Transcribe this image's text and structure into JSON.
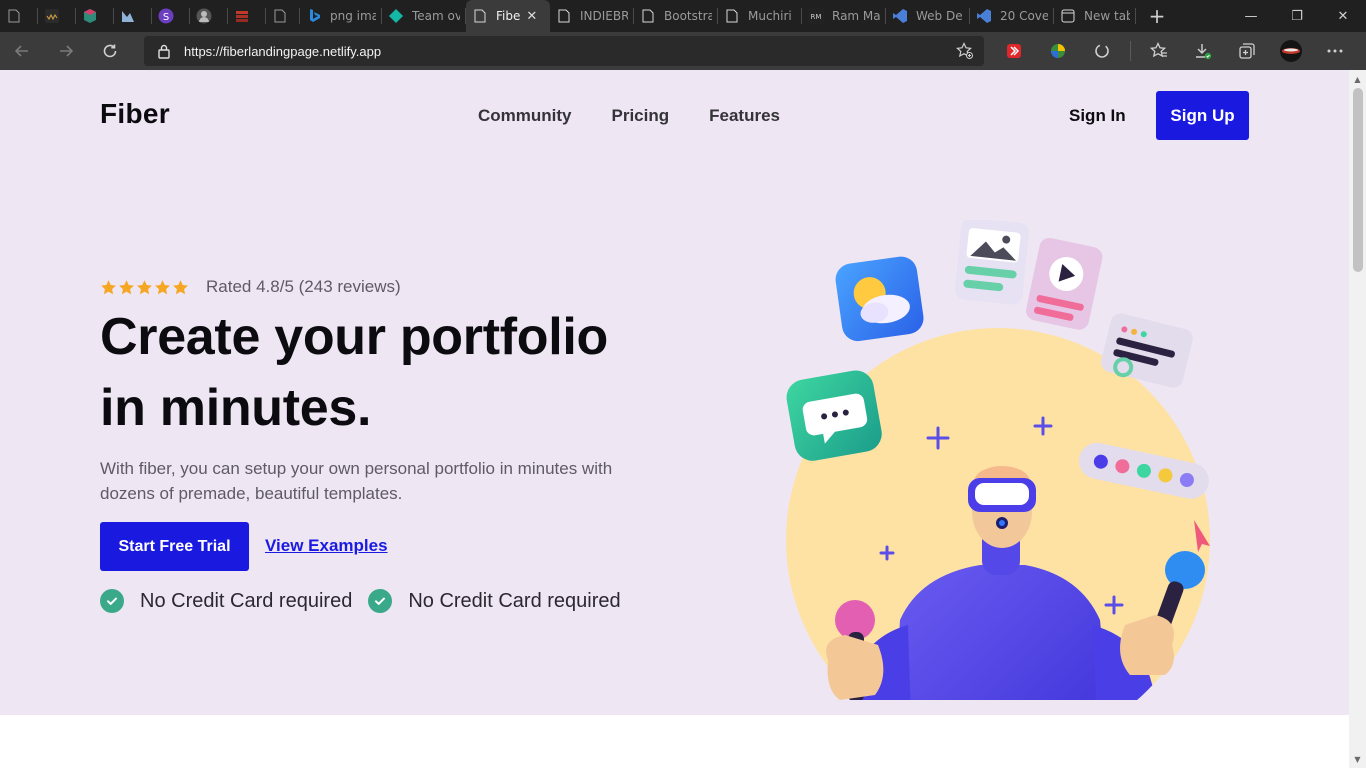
{
  "browser": {
    "tabs": [
      {
        "title": "",
        "icon": "blank-page-icon",
        "active": false
      },
      {
        "title": "",
        "icon": "site-wm-icon",
        "active": false
      },
      {
        "title": "",
        "icon": "cube-icon",
        "active": false
      },
      {
        "title": "",
        "icon": "mountain-icon",
        "active": false
      },
      {
        "title": "",
        "icon": "s-circle-icon",
        "active": false
      },
      {
        "title": "",
        "icon": "avatar-icon",
        "active": false
      },
      {
        "title": "",
        "icon": "stack-icon",
        "active": false
      },
      {
        "title": "",
        "icon": "blank-page-icon",
        "active": false
      },
      {
        "title": "png ima",
        "icon": "bing-icon",
        "active": false
      },
      {
        "title": "Team ov",
        "icon": "diamond-icon",
        "active": false
      },
      {
        "title": "Fibe",
        "icon": "page-icon",
        "active": true
      },
      {
        "title": "INDIEBR",
        "icon": "page-icon",
        "active": false
      },
      {
        "title": "Bootstra",
        "icon": "page-icon",
        "active": false
      },
      {
        "title": "Muchiri",
        "icon": "page-icon",
        "active": false
      },
      {
        "title": "Ram Ma",
        "icon": "rm-icon",
        "active": false
      },
      {
        "title": "Web De",
        "icon": "visual-studio-icon",
        "active": false
      },
      {
        "title": "20 Cove",
        "icon": "visual-studio-icon",
        "active": false
      },
      {
        "title": "New tab",
        "icon": "newtab-page-icon",
        "active": false
      }
    ],
    "new_tab_glyph": "+",
    "window_controls": {
      "minimize": "—",
      "restore": "❐",
      "close": "✕"
    },
    "url": "https://fiberlandingpage.netlify.app"
  },
  "page": {
    "logo": "Fiber",
    "nav": [
      "Community",
      "Pricing",
      "Features"
    ],
    "sign_in": "Sign In",
    "sign_up": "Sign Up",
    "rating": {
      "stars": 5,
      "text": "Rated 4.8/5 (243 reviews)"
    },
    "headline_line1": "Create your portfolio",
    "headline_line2": "in minutes.",
    "subtext": "With fiber, you can setup your own personal portfolio in minutes with dozens of premade, beautiful templates.",
    "primary_cta": "Start Free Trial",
    "secondary_cta": "View Examples",
    "checks": [
      "No Credit Card required",
      "No Credit Card required"
    ],
    "colors": {
      "accent": "#1919e0",
      "hero_bg": "#efe6f3",
      "check": "#3aa98a",
      "star": "#f5a623"
    }
  }
}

Short exercise
Take every line above carrying "required" and return it.

Response for this exercise
      "No Credit Card required",
      "No Credit Card required"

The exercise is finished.